(Data entries)
+--
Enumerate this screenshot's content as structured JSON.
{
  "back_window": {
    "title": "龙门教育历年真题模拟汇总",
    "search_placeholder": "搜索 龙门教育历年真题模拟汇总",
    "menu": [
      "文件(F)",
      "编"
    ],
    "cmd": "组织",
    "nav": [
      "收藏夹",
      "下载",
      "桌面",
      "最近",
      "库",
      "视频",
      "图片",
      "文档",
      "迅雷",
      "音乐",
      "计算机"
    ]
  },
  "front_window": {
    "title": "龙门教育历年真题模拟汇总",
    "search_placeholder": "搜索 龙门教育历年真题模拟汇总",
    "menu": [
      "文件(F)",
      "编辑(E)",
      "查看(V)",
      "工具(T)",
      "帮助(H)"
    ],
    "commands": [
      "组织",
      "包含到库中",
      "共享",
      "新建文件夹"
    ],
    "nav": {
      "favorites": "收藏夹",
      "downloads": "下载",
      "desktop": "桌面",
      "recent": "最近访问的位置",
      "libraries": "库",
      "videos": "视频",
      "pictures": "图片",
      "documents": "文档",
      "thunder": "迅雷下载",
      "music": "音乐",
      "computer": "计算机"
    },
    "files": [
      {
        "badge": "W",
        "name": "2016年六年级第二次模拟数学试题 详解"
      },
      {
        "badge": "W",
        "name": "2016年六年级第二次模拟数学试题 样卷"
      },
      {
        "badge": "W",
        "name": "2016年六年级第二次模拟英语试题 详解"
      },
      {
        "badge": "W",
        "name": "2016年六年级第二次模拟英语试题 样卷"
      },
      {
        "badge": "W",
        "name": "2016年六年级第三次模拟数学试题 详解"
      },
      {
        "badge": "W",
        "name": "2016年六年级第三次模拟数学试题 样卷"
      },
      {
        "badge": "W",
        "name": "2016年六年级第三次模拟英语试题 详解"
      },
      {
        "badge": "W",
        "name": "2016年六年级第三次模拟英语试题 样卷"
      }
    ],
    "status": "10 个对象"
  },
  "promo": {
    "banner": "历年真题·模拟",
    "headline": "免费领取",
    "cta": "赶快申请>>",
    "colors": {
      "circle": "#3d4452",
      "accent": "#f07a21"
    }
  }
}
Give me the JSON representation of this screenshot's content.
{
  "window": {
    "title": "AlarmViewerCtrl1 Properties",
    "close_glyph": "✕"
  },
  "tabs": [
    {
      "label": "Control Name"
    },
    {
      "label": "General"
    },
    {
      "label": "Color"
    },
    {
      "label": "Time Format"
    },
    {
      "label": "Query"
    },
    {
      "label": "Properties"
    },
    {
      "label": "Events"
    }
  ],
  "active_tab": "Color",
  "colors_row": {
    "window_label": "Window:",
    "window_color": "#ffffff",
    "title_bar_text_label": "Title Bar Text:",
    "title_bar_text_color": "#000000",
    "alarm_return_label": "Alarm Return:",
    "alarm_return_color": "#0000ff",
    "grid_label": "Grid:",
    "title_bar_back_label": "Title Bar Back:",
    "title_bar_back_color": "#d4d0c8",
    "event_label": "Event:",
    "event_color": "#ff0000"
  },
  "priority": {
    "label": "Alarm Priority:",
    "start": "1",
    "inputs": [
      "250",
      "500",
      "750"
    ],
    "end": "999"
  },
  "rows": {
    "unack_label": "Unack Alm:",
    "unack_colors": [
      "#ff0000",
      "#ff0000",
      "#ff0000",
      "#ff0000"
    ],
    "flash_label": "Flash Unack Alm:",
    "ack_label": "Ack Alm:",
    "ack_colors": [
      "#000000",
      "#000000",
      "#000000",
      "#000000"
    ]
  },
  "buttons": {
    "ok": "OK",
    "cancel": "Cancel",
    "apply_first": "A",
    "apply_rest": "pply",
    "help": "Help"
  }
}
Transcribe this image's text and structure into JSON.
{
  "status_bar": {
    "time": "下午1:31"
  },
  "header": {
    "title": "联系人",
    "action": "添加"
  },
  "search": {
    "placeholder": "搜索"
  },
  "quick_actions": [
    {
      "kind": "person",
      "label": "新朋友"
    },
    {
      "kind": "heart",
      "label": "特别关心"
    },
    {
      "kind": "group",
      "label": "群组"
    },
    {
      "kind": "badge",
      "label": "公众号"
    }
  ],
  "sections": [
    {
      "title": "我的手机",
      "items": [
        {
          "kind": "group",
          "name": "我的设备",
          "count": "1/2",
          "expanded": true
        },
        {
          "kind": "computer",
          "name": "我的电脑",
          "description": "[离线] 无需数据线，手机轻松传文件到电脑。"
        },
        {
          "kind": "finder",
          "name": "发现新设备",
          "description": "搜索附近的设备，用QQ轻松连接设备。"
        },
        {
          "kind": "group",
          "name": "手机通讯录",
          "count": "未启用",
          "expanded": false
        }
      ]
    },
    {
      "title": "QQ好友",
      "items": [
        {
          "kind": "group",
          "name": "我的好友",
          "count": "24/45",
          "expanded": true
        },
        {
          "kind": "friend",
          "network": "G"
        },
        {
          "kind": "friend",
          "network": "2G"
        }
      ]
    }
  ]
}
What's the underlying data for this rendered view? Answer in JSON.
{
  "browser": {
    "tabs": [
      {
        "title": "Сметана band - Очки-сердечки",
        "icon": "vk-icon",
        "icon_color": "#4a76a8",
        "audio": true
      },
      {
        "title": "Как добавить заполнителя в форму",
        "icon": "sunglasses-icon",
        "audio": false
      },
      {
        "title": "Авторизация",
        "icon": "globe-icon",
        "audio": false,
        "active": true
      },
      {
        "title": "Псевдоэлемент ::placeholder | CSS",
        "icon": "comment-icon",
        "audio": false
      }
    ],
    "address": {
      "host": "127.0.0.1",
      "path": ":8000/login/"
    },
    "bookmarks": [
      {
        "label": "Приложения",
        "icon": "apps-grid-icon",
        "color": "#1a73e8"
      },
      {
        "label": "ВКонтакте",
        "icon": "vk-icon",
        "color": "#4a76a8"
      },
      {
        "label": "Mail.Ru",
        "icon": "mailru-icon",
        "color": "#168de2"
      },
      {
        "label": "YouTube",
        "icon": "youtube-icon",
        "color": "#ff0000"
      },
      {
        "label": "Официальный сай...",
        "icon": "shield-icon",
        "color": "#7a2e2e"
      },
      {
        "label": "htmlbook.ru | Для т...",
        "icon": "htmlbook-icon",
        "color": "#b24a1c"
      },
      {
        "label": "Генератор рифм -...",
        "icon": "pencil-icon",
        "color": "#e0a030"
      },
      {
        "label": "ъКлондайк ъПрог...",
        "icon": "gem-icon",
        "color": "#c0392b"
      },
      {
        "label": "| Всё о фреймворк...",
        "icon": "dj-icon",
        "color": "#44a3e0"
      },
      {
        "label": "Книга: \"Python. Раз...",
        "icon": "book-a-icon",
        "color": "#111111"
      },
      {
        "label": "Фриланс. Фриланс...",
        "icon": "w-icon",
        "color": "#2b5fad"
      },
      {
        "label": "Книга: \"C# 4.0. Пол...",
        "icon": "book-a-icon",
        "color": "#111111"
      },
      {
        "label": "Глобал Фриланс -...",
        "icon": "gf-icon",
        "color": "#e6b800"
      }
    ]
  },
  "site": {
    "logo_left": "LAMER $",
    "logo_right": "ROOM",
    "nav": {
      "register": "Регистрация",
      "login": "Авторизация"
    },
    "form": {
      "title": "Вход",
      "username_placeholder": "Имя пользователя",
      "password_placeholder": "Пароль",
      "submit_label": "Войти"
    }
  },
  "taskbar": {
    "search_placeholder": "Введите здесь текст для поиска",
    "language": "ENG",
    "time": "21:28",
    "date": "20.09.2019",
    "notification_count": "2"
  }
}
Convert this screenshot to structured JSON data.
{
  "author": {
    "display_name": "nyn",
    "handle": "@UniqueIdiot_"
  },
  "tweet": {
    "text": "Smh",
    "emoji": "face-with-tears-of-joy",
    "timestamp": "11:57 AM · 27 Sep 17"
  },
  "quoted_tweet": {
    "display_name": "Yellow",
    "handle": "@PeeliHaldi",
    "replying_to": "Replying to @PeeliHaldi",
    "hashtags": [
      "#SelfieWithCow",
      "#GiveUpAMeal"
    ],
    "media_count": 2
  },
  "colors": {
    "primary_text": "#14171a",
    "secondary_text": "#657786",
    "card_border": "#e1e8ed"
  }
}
+--
● **WHAT YOU HAVE TO DO**: Exactly how many lines in the data above contain the word "handle"? Respond with the number and nothing more.

● **WRITTEN SOLUTION**: 2